- [Short task]
Report the count of lines below that include "name", without any other text.

- [Supplied records]

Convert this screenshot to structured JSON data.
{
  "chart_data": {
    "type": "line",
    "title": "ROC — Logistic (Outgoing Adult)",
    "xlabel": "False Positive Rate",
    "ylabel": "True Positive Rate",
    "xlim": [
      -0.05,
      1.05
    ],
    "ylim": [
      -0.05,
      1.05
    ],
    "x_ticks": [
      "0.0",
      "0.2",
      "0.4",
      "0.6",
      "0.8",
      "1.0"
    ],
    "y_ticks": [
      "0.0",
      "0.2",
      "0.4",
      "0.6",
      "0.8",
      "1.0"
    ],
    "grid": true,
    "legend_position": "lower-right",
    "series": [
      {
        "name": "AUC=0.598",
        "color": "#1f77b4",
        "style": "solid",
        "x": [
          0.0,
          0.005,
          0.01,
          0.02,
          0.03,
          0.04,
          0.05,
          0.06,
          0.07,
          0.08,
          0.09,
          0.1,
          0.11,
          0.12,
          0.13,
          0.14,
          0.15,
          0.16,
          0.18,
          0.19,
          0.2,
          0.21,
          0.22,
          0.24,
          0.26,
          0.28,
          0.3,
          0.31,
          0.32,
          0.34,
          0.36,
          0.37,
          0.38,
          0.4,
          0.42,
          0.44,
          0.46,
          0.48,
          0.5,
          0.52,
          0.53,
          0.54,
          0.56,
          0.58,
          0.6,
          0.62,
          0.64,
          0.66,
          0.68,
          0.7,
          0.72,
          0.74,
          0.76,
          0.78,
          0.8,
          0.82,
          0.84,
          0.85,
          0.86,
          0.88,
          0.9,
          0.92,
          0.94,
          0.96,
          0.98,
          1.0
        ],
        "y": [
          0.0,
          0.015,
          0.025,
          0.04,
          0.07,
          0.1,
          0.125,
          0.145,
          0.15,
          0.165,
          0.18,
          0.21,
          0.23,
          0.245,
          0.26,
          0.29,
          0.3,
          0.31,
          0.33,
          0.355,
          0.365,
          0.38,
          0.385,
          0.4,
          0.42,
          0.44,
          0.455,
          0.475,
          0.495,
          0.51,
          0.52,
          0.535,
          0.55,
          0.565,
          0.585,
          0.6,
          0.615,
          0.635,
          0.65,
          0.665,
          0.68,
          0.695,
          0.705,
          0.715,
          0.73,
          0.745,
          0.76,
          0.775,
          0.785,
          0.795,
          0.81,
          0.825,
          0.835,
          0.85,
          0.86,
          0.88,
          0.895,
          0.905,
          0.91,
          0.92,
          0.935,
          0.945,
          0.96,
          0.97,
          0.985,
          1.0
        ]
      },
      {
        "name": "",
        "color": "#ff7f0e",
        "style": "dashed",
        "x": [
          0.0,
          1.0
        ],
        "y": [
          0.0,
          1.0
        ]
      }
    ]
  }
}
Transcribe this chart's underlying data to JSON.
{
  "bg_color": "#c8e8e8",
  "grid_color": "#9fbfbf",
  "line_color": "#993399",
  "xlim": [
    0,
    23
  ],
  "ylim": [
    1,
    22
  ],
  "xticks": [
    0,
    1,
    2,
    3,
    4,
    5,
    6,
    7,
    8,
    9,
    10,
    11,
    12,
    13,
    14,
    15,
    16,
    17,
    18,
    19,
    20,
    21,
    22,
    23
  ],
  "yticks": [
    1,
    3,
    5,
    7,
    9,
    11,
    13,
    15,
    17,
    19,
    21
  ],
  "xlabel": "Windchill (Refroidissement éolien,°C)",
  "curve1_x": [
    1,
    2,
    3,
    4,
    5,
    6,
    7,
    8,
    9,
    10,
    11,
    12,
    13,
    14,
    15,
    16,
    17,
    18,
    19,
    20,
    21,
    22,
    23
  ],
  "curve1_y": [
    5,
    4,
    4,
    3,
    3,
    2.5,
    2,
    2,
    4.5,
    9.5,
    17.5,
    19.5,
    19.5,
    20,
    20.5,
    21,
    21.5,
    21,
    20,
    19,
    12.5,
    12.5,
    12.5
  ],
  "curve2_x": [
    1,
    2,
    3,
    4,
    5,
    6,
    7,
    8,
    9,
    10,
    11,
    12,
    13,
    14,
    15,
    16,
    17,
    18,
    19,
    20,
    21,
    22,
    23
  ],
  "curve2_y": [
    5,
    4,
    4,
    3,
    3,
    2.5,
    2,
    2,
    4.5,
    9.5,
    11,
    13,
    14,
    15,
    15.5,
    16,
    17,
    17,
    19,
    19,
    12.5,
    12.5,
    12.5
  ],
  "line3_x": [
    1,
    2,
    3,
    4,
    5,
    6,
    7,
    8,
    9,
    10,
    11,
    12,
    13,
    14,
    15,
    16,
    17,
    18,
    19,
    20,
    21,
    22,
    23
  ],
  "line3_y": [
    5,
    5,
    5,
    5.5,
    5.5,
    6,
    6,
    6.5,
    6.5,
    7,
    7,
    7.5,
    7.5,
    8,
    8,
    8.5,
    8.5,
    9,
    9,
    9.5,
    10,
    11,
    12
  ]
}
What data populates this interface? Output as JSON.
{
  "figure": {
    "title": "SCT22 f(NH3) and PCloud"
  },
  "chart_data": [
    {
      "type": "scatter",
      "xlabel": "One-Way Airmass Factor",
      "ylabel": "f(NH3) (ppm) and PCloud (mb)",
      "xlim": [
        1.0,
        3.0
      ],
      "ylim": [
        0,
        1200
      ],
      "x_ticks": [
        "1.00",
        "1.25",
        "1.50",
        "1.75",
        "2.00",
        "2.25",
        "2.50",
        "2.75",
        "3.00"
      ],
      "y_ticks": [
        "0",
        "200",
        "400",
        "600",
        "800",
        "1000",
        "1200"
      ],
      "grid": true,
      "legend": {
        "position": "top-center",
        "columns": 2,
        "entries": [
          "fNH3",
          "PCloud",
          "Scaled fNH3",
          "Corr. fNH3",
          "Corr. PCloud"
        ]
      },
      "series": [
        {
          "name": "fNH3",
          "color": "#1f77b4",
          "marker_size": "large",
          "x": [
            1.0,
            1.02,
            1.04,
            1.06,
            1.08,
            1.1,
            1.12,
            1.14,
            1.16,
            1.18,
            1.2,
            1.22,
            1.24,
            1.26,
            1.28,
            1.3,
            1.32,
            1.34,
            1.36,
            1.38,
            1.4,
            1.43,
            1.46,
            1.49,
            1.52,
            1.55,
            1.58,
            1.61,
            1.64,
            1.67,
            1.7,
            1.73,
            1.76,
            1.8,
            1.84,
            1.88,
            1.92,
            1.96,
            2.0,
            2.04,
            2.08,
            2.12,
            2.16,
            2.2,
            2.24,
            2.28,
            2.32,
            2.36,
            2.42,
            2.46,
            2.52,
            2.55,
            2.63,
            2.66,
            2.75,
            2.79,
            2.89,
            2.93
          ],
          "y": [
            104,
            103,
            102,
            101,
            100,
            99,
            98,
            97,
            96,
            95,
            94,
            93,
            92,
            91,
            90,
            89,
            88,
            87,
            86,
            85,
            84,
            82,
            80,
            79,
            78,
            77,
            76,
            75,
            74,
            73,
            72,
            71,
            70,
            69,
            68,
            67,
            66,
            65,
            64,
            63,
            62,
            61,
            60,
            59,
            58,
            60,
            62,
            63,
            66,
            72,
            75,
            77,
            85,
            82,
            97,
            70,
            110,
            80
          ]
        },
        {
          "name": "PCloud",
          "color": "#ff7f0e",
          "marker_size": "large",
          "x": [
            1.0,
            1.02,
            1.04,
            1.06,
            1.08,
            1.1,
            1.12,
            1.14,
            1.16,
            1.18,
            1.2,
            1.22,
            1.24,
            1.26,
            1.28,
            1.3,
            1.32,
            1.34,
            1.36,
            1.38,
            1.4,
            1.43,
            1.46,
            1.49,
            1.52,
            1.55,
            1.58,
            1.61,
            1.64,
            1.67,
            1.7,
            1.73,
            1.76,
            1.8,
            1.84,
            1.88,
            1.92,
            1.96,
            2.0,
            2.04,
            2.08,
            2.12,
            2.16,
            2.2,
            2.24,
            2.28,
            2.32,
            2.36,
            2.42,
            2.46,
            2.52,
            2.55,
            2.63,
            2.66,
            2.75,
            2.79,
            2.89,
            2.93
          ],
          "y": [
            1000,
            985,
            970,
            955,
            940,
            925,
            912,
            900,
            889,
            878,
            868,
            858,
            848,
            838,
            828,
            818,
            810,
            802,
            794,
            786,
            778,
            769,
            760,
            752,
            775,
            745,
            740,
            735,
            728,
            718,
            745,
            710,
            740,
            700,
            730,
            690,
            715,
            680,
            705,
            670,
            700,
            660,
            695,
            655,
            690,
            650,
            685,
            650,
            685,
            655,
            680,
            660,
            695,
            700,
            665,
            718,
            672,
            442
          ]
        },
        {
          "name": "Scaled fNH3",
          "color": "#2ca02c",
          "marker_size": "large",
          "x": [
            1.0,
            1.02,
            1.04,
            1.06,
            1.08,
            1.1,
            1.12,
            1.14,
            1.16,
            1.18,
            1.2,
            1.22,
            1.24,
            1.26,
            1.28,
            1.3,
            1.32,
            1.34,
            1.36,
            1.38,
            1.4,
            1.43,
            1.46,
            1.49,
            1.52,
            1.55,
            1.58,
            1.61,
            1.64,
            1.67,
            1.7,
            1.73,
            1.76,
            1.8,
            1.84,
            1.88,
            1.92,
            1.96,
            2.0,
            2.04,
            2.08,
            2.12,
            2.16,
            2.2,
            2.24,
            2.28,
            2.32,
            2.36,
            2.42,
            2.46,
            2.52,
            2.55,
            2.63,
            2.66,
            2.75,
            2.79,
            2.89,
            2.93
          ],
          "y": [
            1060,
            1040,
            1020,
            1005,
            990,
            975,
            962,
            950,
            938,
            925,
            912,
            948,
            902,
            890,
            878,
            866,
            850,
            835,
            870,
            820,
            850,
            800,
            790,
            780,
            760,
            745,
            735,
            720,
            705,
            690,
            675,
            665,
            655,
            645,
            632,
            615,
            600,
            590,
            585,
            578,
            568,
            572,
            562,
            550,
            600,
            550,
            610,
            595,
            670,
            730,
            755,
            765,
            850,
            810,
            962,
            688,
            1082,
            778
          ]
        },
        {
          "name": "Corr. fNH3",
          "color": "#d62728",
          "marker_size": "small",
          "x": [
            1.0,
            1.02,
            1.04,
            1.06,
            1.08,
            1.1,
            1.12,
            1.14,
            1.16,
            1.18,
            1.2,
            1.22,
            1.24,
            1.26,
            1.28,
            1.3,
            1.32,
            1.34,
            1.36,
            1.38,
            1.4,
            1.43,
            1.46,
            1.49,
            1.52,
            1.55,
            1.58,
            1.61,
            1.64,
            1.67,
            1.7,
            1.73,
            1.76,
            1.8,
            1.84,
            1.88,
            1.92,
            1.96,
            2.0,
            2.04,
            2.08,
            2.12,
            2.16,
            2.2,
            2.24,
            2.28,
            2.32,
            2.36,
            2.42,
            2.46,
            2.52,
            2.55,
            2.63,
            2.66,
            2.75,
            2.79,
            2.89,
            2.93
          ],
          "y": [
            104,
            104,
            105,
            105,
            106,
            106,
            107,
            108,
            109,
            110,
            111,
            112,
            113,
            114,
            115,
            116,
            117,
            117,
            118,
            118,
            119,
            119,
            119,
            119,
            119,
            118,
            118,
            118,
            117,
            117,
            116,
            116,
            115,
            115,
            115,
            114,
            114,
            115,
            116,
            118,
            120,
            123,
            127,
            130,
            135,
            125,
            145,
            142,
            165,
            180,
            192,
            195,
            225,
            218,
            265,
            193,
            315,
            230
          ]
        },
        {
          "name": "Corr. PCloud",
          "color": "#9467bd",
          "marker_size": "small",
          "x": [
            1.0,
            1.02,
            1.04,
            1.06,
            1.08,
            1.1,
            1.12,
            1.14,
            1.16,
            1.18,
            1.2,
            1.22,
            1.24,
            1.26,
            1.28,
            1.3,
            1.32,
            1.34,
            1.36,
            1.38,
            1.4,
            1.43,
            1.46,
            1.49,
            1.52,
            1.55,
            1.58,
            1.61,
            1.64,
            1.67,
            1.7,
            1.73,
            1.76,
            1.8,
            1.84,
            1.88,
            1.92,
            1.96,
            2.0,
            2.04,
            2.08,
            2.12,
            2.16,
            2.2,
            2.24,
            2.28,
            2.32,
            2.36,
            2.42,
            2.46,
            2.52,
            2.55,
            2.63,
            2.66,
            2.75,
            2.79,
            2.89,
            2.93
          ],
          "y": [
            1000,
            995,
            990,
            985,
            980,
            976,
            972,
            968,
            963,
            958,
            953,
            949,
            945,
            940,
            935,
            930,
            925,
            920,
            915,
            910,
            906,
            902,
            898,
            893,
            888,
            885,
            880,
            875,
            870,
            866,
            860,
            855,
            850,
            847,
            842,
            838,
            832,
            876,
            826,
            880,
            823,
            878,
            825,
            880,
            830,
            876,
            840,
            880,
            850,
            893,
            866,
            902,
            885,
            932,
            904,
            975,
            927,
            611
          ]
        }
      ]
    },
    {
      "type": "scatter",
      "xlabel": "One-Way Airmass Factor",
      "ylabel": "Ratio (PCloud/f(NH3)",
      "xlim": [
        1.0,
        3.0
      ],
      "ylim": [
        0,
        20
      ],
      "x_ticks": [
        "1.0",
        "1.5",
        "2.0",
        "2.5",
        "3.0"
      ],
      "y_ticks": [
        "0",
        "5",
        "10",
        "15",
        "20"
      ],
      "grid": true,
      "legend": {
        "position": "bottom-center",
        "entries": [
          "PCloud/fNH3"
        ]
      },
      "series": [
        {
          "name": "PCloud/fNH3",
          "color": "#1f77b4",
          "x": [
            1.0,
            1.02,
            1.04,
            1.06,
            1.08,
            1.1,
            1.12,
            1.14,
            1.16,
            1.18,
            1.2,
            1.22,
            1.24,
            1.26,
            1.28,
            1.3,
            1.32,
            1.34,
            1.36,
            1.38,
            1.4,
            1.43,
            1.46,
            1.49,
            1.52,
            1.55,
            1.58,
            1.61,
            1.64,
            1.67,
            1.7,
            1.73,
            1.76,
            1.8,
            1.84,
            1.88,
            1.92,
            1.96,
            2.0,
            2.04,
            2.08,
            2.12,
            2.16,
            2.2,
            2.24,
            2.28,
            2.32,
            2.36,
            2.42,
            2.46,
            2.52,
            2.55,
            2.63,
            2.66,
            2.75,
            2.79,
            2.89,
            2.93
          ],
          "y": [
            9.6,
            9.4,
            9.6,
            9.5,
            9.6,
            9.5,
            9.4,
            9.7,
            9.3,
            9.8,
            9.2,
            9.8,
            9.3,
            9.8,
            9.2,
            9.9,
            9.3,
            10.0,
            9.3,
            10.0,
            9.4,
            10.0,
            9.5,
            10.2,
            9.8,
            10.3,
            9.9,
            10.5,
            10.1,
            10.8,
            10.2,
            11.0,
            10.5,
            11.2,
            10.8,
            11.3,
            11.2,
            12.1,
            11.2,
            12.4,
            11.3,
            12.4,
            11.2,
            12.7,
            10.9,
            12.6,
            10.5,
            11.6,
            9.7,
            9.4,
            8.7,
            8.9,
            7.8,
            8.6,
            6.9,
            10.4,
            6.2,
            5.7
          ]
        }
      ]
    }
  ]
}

- [Response to the exercise]
8